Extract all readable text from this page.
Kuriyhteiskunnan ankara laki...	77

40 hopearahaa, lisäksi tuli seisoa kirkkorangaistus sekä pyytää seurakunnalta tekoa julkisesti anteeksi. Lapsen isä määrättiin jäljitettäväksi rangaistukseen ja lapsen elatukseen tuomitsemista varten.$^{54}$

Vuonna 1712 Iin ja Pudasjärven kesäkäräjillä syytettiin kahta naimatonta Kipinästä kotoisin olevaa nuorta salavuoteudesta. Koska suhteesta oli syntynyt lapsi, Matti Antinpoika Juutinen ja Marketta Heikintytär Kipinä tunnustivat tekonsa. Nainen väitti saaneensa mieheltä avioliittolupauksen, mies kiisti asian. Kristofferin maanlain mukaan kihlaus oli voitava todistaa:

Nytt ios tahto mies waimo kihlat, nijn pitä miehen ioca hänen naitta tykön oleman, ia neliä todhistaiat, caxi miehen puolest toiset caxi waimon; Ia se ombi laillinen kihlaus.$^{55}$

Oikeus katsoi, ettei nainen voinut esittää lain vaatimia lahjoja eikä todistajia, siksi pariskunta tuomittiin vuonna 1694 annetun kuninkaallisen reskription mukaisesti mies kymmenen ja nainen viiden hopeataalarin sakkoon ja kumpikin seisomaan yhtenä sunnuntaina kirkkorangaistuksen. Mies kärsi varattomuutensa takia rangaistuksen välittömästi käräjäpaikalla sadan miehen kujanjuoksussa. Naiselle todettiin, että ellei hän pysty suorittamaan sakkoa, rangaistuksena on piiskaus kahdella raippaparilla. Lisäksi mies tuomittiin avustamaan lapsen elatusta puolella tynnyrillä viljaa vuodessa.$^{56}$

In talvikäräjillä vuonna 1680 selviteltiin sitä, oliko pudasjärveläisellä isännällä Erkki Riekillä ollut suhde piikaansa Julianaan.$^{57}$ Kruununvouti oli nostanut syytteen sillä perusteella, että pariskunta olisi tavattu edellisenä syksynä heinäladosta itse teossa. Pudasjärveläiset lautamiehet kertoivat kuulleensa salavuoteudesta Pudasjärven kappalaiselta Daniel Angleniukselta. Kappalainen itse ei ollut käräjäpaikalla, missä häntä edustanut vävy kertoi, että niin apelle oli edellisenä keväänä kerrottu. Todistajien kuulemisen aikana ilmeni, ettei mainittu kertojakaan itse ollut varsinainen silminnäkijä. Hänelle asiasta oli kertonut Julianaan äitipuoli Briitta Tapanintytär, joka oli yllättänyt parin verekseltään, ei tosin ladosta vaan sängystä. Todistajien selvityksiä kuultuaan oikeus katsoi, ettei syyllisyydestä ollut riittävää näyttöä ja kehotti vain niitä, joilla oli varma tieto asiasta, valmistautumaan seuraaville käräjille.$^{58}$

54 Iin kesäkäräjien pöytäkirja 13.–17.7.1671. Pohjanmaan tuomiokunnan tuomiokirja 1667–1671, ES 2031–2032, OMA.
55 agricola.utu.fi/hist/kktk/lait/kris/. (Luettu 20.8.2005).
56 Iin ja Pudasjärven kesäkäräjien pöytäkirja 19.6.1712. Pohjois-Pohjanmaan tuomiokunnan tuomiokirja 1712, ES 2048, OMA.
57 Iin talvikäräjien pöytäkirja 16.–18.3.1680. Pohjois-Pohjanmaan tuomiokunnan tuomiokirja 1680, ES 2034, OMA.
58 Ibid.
------------------------------------------------------------------------
> **REQUEST**: Set down every line of the listing above again, exactly as given.

> **TASK ANSWER**:
Extract all readable text from this page.
Kuriyhteiskunnan ankara laki...	77

40 hopearahaa, lisäksi tuli seisoa kirkkorangaistus sekä pyytää seurakunnalta tekoa julkisesti anteeksi. Lapsen isä määrättiin jäljitettäväksi rangaistukseen ja lapsen elatukseen tuomitsemista varten.$^{54}$

Vuonna 1712 Iin ja Pudasjärven kesäkäräjillä syytettiin kahta naimatonta Kipinästä kotoisin olevaa nuorta salavuoteudesta. Koska suhteesta oli syntynyt lapsi, Matti Antinpoika Juutinen ja Marketta Heikintytär Kipinä tunnustivat tekonsa. Nainen väitti saaneensa mieheltä avioliittolupauksen, mies kiisti asian. Kristofferin maanlain mukaan kihlaus oli voitava todistaa:

Nytt ios tahto mies waimo kihlat, nijn pitä miehen ioca hänen naitta tykön oleman, ia neliä todhistaiat, caxi miehen puolest toiset caxi waimon; Ia se ombi laillinen kihlaus.$^{55}$

Oikeus katsoi, ettei nainen voinut esittää lain vaatimia lahjoja eikä todistajia, siksi pariskunta tuomittiin vuonna 1694 annetun kuninkaallisen reskription mukaisesti mies kymmenen ja nainen viiden hopeataalarin sakkoon ja kumpikin seisomaan yhtenä sunnuntaina kirkkorangaistuksen. Mies kärsi varattomuutensa takia rangaistuksen välittömästi käräjäpaikalla sadan miehen kujanjuoksussa. Naiselle todettiin, että ellei hän pysty suorittamaan sakkoa, rangaistuksena on piiskaus kahdella raippaparilla. Lisäksi mies tuomittiin avustamaan lapsen elatusta puolella tynnyrillä viljaa vuodessa.$^{56}$

In talvikäräjillä vuonna 1680 selviteltiin sitä, oliko pudasjärveläisellä isännällä Erkki Riekillä ollut suhde piikaansa Julianaan.$^{57}$ Kruununvouti oli nostanut syytteen sillä perusteella, että pariskunta olisi tavattu edellisenä syksynä heinäladosta itse teossa. Pudasjärveläiset lautamiehet kertoivat kuulleensa salavuoteudesta Pudasjärven kappalaiselta Daniel Angleniukselta. Kappalainen itse ei ollut käräjäpaikalla, missä häntä edustanut vävy kertoi, että niin apelle oli edellisenä keväänä kerrottu. Todistajien kuulemisen aikana ilmeni, ettei mainittu kertojakaan itse ollut varsinainen silminnäkijä. Hänelle asiasta oli kertonut Julianaan äitipuoli Briitta Tapanintytär, joka oli yllättänyt parin verekseltään, ei tosin ladosta vaan sängystä. Todistajien selvityksiä kuultuaan oikeus katsoi, ettei syyllisyydestä ollut riittävää näyttöä ja kehotti vain niitä, joilla oli varma tieto asiasta, valmistautumaan seuraaville käräjille.$^{58}$

54 Iin kesäkäräjien pöytäkirja 13.–17.7.1671. Pohjanmaan tuomiokunnan tuomiokirja 1667–1671, ES 2031–2032, OMA.
55 agricola.utu.fi/hist/kktk/lait/kris/. (Luettu 20.8.2005).
56 Iin ja Pudasjärven kesäkäräjien pöytäkirja 19.6.1712. Pohjois-Pohjanmaan tuomiokunnan tuomiokirja 1712, ES 2048, OMA.
57 Iin talvikäräjien pöytäkirja 16.–18.3.1680. Pohjois-Pohjanmaan tuomiokunnan tuomiokirja 1680, ES 2034, OMA.
58 Ibid.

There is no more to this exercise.